STATED EXERCISE 1
From the pandas issue on DataFrame.values, copy the passage starting at "I would advocate" and ending at "Output of pd.show_versions()".
STATED EXERCISE 2
In the pandas issue on DataFrame.values, list every line of code entered at a numbered input prompt in the second example, together with its prompt number.

BEGIN SOURCE DOCUMENT

Example 1 (.values returning a view)

df = pd.DataFrame([["A", "B"],["C", "D"]])

df.values[0][0] = 0

df.values[0][1] = 5
# df
#     0   1
# 0   0   5
# 1   C   D

Example 2 (.values returning a copy) (Taken from COLDSPEED's answer in this question)

In [755]: df = pd.DataFrame({'A' :[1, 2], 'B' : ['ccc', 'ddd']})

In [756]: df
Out[756]: 
   A    B
0  1  ccc
1  2  ddd

In [757]: v = df.values

In [758]: v[0] = 123

In [759]: v[0, 1] = 'zzxxx'

In [760]: df
Out[760]: 
   A    B
0  1  ccc
1  2  ddd

Problem description

This is based on a question I asked on SO, Will changes in DataFrame.values always modify the values in the data frame?. You can see from the two examples above, sometimes, .values function returns a view while sometimes returns a copy.

I wonder whether this is safe.

I would advocate adding an option to force returning a view or copy. This is because someone can do some process on df.values and change df by accident. Or when people expect to change the values on a df but it does not happen because a copy is returned. See this question for example. People are advocating changing df.values directly like np.fill_diagonal(df.values, 0) to change the diagonal part of a data frame.

I think users at least need to be warned. Now on the documentation, it only contains a line "Numpy representation of NDFrame"

Expected Output

Output of pd.show_versions()

[paste the output of ``pd.show_versions()`` here below this line] INSTALLED VERSIONS ------------------ commit: None python: 3.6.3.final.0 python-bits: 64 OS: Darwin OS-release: 16.7.0 machine: x86_64 processor: i386 byteorder: little LC_ALL: None LANG: en_US.UTF-8 LOCALE: en_US.UTF-8 pandas: 0.22.0 pytest: 3.2.1 pip: 9.0.1 setuptools: 36.5.0.post20170921 Cython: 0.26.1 numpy: 1.14.0 scipy: 0.19.1 pyarrow: None xarray: None IPython: 6.1.0 sphinx: 1.6.3 patsy: 0.4.1 dateutil: 2.6.1 pytz: 2017.3 blosc: None bottleneck: 1.2.1 tables: 3.4.2 numexpr: 2.6.2 feather: None matplotlib: 2.1.0 openpyxl: 2.4.8 xlrd: 1.1.0 xlwt: 1.2.0 xlsxwriter: 1.0.2 lxml: 4.1.0 bs4: 4.6.0 html5lib: 0.999999999 sqlalchemy: 1.1.13 pymysql: None psycopg2: None jinja2: 2.9.6 s3fs: None fastparquet: None pandas_gbq: None pandas_datareader: None

Comment From: jreback

this is an implementation detail. since you are getting a single dtyped numpy array, it is upcast to a compatible dtype. if you have mixed dtypes, then you almost always will have a copy (the exception is mixed float dtypes will not copy I think), but this is a numpy detail.

I agree this is not great, but it has been there from the beginning and will not change in current pandas. If exporting to numpy you need to take care.

Comment From: jreback

all that said, if you want to update the docs to make this more clear that would be fine.

Comment From: tyrinwu

Thanks for the information. I appreciate the explanation.

Maybe add a line to the documentation that "It could return either a view or a copy. Changes to DataFrame.values may or may not change the DataFrame itself" ?

END SOURCE DOCUMENT
BEGIN RECORD EXTRACTS

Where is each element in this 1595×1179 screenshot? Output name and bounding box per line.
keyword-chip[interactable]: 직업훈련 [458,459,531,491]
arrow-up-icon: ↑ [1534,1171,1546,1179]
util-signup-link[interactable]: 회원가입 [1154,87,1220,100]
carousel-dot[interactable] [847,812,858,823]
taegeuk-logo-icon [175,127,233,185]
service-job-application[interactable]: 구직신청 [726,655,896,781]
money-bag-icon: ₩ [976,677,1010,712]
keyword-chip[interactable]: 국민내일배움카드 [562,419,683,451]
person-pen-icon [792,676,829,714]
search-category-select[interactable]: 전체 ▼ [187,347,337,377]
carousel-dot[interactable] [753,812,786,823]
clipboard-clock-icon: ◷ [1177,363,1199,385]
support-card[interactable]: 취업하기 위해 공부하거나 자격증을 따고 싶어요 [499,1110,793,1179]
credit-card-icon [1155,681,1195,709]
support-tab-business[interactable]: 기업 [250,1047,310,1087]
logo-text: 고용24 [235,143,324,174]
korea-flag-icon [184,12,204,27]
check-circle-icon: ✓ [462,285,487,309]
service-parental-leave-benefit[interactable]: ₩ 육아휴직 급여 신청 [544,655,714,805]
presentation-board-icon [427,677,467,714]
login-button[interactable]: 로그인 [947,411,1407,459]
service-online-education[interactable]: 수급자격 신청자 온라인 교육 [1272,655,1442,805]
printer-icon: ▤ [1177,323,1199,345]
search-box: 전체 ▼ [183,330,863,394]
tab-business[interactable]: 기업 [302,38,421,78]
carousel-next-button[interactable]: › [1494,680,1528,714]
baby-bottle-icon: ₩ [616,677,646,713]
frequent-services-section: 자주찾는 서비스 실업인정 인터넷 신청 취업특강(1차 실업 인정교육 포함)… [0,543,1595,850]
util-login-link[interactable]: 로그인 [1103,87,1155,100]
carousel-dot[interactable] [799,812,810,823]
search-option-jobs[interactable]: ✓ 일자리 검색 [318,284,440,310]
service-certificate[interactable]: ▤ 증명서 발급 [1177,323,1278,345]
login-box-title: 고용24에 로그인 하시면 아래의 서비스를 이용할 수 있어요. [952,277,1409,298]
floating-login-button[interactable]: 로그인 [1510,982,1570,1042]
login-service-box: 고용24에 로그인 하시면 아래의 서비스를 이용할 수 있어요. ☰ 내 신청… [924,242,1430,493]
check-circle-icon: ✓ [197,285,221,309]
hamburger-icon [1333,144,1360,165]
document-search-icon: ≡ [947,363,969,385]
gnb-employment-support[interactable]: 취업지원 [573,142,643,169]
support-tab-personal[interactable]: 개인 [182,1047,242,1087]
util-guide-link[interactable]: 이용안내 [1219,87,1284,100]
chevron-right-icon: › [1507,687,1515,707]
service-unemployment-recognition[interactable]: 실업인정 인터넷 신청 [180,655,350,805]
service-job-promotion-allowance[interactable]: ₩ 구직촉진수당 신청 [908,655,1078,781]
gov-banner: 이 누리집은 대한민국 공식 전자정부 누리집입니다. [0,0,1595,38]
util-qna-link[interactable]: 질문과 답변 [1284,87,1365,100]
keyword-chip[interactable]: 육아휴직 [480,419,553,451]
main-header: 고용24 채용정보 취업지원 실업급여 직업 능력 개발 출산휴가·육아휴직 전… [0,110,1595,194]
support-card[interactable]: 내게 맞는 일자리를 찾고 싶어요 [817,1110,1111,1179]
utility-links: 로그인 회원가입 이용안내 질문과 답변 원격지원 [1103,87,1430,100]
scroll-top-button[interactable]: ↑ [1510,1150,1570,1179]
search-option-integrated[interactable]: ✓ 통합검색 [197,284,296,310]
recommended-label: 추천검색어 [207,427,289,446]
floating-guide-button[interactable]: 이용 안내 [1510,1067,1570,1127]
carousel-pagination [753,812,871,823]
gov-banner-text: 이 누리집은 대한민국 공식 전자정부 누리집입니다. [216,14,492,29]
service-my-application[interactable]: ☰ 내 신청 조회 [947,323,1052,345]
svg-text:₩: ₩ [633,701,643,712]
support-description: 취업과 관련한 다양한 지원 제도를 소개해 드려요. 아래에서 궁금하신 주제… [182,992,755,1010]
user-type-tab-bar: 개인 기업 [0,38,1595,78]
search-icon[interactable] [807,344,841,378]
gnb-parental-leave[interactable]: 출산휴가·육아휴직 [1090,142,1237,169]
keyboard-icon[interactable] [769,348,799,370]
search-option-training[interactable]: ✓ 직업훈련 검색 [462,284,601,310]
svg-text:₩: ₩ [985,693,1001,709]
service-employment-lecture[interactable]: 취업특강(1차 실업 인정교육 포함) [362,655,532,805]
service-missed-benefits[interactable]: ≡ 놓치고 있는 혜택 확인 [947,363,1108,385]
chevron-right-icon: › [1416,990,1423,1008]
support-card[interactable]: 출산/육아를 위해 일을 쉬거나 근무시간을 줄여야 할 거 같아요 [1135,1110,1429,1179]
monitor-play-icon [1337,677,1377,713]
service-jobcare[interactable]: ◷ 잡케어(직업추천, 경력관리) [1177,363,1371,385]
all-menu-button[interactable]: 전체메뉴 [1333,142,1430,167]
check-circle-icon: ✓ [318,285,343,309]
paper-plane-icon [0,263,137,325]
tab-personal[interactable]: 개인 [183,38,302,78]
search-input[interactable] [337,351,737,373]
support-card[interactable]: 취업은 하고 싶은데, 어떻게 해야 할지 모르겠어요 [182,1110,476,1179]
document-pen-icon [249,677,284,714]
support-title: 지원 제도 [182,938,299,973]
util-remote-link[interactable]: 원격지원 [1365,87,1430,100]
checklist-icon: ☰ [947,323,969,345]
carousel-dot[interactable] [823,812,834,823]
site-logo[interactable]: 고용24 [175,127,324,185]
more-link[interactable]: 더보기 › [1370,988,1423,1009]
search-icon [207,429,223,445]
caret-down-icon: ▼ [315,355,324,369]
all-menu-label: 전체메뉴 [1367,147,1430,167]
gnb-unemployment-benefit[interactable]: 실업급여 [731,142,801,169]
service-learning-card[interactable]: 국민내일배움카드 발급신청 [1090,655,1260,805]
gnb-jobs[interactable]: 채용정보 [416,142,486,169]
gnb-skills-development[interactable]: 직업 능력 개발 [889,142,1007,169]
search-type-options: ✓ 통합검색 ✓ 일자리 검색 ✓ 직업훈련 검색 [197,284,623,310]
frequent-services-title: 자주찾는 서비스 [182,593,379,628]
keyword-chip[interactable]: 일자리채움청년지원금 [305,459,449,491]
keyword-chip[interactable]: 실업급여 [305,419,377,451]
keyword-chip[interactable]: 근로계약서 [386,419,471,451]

END RECORD EXTRACTS
BEGIN RECORD EXTRACTS

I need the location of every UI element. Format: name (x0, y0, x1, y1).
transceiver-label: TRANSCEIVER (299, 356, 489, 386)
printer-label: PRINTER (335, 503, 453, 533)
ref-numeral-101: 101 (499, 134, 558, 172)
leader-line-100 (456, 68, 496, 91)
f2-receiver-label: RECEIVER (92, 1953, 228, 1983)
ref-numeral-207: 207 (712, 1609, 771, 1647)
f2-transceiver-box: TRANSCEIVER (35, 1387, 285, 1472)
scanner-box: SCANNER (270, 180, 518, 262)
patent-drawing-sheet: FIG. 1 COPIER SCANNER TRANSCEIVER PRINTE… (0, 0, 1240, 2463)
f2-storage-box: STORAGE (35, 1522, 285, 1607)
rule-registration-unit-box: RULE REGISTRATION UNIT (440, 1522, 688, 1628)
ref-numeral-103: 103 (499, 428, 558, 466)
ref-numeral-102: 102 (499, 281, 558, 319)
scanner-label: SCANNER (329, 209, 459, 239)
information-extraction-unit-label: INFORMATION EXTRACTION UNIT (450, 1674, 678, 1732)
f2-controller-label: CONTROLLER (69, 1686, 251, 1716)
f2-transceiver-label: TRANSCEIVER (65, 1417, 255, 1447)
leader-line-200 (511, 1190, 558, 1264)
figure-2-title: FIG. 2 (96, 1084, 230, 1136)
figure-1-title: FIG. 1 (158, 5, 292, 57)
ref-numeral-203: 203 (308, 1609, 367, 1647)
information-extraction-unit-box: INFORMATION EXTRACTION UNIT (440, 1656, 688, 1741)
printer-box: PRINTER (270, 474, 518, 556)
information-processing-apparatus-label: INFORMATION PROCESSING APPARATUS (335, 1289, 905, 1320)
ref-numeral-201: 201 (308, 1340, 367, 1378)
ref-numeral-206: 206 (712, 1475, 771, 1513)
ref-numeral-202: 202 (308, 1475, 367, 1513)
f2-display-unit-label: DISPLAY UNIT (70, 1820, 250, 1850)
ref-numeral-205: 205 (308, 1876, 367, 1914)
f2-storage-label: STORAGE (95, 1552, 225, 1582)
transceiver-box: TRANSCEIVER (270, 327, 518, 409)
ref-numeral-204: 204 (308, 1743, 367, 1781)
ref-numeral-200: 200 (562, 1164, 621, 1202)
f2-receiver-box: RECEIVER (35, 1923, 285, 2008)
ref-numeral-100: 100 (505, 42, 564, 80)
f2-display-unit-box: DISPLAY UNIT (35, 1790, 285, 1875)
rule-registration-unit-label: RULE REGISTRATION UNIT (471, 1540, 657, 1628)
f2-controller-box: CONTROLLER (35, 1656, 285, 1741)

END RECORD EXTRACTS

TASK RESPONSE 1
I would advocate adding an option to force returning a view or copy. This is because someone can do some process on df.values and change df by accident. Or when people expect to change the values on a df but it does not happen because a copy is returned. See this question for example. People are advocating changing df.values directly like np.fill_diagonal(df.values, 0) to change the diagonal part of a data frame.

I think users at least need to be warned. Now on the documentation, it only contains a line "Numpy representation of NDFrame"

Expected Output

Output of pd.show_versions()

TASK RESPONSE 2
In [755]: df = pd.DataFrame({'A' :[1, 2], 'B' : ['ccc', 'ddd']})
In [756]: df
In [757]: v = df.values
In [758]: v[0] = 123
In [759]: v[0, 1] = 'zzxxx'
In [760]: df